In the listing that follows, count every line with the word "flow" in it and write only the total.

**Data provided**
:::::
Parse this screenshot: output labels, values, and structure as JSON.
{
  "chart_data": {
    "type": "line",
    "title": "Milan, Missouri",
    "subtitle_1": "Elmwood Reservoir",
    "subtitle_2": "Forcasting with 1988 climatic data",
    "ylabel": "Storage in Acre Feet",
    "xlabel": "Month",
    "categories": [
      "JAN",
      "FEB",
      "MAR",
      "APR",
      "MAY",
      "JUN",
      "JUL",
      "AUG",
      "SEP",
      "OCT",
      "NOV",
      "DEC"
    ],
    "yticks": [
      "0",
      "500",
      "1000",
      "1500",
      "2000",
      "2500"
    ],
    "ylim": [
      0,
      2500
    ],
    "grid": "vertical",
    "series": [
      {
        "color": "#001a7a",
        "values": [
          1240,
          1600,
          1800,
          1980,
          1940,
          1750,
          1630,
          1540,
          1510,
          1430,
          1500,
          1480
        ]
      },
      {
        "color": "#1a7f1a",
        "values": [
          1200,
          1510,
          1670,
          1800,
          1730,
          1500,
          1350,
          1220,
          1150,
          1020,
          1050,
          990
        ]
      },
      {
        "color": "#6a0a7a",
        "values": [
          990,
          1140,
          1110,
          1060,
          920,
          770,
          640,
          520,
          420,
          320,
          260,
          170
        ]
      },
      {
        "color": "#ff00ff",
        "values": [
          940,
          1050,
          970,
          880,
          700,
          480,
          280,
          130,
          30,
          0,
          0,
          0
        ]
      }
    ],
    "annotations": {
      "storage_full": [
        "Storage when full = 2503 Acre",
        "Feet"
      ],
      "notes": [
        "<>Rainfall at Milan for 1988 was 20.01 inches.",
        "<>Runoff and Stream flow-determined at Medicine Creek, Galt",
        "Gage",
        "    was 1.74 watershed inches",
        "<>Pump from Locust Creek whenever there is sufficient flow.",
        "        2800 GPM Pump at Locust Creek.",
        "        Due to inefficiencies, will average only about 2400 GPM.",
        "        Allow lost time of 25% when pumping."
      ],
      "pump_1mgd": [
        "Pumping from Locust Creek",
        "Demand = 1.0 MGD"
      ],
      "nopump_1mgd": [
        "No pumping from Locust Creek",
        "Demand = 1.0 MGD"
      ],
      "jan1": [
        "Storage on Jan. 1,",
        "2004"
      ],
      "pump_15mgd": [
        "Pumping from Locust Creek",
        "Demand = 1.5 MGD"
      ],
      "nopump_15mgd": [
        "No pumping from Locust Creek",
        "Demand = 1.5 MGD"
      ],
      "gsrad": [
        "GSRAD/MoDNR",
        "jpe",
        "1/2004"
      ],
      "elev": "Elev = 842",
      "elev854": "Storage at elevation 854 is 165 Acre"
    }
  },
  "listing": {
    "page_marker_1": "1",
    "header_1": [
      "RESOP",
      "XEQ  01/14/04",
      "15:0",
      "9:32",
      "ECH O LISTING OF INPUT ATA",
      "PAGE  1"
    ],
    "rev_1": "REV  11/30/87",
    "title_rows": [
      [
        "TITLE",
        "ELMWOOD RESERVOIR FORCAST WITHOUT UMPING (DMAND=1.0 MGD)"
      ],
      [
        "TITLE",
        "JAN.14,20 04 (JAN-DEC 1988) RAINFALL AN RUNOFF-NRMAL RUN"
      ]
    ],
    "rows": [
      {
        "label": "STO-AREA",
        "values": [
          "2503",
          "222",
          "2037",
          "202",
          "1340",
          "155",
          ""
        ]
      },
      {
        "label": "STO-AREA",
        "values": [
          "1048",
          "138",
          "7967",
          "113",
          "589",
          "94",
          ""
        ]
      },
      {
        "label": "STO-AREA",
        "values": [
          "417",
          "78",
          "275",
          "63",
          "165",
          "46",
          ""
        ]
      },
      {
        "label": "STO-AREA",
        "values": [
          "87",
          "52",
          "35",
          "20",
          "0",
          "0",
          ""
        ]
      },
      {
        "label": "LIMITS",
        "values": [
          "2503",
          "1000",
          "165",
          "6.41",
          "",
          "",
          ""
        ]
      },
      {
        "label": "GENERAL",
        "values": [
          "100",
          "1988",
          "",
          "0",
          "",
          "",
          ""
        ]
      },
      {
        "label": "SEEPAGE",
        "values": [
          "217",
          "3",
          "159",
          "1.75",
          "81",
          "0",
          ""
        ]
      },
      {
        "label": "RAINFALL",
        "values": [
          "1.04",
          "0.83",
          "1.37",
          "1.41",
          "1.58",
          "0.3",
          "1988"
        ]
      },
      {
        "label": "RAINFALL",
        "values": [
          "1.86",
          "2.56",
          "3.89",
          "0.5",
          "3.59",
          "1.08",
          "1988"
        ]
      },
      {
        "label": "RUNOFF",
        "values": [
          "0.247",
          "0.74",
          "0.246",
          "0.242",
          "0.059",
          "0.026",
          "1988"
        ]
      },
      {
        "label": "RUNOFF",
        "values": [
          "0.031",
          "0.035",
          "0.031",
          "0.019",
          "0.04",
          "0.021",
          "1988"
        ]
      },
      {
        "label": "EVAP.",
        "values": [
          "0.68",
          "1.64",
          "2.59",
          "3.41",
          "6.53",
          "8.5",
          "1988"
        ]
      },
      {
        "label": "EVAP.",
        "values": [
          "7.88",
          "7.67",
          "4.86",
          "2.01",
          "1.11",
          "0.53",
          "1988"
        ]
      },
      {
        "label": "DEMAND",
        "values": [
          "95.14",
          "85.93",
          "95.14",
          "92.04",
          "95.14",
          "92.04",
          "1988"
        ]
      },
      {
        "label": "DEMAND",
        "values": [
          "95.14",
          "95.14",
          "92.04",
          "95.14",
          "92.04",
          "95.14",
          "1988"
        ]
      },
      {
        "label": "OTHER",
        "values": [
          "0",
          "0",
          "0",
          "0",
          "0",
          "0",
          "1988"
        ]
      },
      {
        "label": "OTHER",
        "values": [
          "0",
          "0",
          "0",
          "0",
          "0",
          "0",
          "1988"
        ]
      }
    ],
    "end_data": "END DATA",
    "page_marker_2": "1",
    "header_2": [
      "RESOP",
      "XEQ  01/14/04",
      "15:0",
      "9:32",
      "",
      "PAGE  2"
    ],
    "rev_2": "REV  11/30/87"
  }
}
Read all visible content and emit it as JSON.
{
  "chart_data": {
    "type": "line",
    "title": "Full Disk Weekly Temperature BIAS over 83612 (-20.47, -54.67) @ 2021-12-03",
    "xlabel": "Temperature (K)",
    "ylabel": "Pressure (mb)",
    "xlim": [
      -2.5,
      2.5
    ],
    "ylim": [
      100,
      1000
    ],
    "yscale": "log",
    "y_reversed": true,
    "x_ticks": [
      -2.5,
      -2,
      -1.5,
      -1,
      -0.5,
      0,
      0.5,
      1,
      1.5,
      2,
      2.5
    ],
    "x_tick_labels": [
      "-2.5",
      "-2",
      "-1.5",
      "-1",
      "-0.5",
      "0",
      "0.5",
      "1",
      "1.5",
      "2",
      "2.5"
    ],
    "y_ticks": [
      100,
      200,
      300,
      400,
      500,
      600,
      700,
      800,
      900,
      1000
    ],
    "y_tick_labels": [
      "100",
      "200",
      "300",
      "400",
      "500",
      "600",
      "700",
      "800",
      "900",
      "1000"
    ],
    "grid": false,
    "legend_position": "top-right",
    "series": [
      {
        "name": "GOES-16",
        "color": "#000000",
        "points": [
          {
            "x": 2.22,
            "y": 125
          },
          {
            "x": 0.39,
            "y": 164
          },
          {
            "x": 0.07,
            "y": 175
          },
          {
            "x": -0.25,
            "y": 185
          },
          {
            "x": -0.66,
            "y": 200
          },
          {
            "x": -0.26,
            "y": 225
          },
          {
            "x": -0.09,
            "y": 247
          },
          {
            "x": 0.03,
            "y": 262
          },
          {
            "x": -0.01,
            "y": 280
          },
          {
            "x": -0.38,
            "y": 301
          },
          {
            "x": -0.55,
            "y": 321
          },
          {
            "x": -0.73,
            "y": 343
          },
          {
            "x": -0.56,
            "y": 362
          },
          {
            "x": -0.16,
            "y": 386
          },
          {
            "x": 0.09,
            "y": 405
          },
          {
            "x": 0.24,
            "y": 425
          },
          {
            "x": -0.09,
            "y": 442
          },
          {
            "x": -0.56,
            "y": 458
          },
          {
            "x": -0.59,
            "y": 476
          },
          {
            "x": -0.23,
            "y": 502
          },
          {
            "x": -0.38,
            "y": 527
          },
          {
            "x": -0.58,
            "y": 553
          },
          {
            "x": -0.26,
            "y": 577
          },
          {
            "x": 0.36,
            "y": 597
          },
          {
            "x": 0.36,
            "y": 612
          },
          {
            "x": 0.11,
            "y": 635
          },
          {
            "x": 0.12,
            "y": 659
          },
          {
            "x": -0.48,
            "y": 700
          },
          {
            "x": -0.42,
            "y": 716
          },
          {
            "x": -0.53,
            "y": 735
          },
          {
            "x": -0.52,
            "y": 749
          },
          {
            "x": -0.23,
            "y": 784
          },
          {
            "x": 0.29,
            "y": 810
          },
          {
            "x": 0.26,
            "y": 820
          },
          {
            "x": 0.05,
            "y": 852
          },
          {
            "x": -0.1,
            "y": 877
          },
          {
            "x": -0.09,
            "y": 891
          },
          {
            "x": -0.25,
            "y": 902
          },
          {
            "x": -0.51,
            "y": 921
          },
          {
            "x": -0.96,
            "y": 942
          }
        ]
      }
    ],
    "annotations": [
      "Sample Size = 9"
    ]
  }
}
:::::
**Final answer**
2